►
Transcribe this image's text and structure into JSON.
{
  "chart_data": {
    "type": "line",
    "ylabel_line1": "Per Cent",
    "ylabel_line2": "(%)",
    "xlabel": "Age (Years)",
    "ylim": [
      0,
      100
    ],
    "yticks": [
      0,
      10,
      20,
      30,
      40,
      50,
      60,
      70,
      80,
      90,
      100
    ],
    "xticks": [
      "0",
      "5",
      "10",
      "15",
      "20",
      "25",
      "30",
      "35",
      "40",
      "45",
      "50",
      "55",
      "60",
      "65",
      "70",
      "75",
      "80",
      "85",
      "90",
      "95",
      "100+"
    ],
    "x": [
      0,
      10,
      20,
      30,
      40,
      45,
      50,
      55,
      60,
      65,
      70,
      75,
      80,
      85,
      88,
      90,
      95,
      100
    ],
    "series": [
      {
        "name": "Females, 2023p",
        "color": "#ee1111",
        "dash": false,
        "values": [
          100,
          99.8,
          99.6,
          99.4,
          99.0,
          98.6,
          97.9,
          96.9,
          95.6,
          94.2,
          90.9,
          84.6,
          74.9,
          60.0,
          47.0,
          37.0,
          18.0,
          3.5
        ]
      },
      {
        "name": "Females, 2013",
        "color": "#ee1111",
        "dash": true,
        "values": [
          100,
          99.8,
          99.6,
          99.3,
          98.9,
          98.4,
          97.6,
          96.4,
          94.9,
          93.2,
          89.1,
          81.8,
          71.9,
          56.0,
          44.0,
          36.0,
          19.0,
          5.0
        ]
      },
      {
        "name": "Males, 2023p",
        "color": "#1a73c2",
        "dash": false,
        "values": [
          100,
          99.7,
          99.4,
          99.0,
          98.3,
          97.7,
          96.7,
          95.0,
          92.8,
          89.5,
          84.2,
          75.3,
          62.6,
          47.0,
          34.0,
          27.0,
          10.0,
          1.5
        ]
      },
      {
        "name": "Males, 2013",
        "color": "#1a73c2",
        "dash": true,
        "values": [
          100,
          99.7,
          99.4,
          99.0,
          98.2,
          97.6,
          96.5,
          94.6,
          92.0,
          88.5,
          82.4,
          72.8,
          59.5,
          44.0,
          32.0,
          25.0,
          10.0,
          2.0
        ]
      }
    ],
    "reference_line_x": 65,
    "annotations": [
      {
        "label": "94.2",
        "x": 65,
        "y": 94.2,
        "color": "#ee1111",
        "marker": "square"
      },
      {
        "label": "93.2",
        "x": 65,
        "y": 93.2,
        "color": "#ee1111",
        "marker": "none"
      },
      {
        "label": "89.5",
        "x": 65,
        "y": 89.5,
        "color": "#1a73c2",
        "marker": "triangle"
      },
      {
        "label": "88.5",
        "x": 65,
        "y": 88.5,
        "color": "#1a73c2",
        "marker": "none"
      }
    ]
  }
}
◄
*AIM:* Repeat each record exactly, leaving nothing out.

*ANSWER:*
Transcribe this image's text and structure into JSON.
{
  "chart_data": {
    "type": "line",
    "ylabel_line1": "Per Cent",
    "ylabel_line2": "(%)",
    "xlabel": "Age (Years)",
    "ylim": [
      0,
      100
    ],
    "yticks": [
      0,
      10,
      20,
      30,
      40,
      50,
      60,
      70,
      80,
      90,
      100
    ],
    "xticks": [
      "0",
      "5",
      "10",
      "15",
      "20",
      "25",
      "30",
      "35",
      "40",
      "45",
      "50",
      "55",
      "60",
      "65",
      "70",
      "75",
      "80",
      "85",
      "90",
      "95",
      "100+"
    ],
    "x": [
      0,
      10,
      20,
      30,
      40,
      45,
      50,
      55,
      60,
      65,
      70,
      75,
      80,
      85,
      88,
      90,
      95,
      100
    ],
    "series": [
      {
        "name": "Females, 2023p",
        "color": "#ee1111",
        "dash": false,
        "values": [
          100,
          99.8,
          99.6,
          99.4,
          99.0,
          98.6,
          97.9,
          96.9,
          95.6,
          94.2,
          90.9,
          84.6,
          74.9,
          60.0,
          47.0,
          37.0,
          18.0,
          3.5
        ]
      },
      {
        "name": "Females, 2013",
        "color": "#ee1111",
        "dash": true,
        "values": [
          100,
          99.8,
          99.6,
          99.3,
          98.9,
          98.4,
          97.6,
          96.4,
          94.9,
          93.2,
          89.1,
          81.8,
          71.9,
          56.0,
          44.0,
          36.0,
          19.0,
          5.0
        ]
      },
      {
        "name": "Males, 2023p",
        "color": "#1a73c2",
        "dash": false,
        "values": [
          100,
          99.7,
          99.4,
          99.0,
          98.3,
          97.7,
          96.7,
          95.0,
          92.8,
          89.5,
          84.2,
          75.3,
          62.6,
          47.0,
          34.0,
          27.0,
          10.0,
          1.5
        ]
      },
      {
        "name": "Males, 2013",
        "color": "#1a73c2",
        "dash": true,
        "values": [
          100,
          99.7,
          99.4,
          99.0,
          98.2,
          97.6,
          96.5,
          94.6,
          92.0,
          88.5,
          82.4,
          72.8,
          59.5,
          44.0,
          32.0,
          25.0,
          10.0,
          2.0
        ]
      }
    ],
    "reference_line_x": 65,
    "annotations": [
      {
        "label": "94.2",
        "x": 65,
        "y": 94.2,
        "color": "#ee1111",
        "marker": "square"
      },
      {
        "label": "93.2",
        "x": 65,
        "y": 93.2,
        "color": "#ee1111",
        "marker": "none"
      },
      {
        "label": "89.5",
        "x": 65,
        "y": 89.5,
        "color": "#1a73c2",
        "marker": "triangle"
      },
      {
        "label": "88.5",
        "x": 65,
        "y": 88.5,
        "color": "#1a73c2",
        "marker": "none"
      }
    ]
  }
}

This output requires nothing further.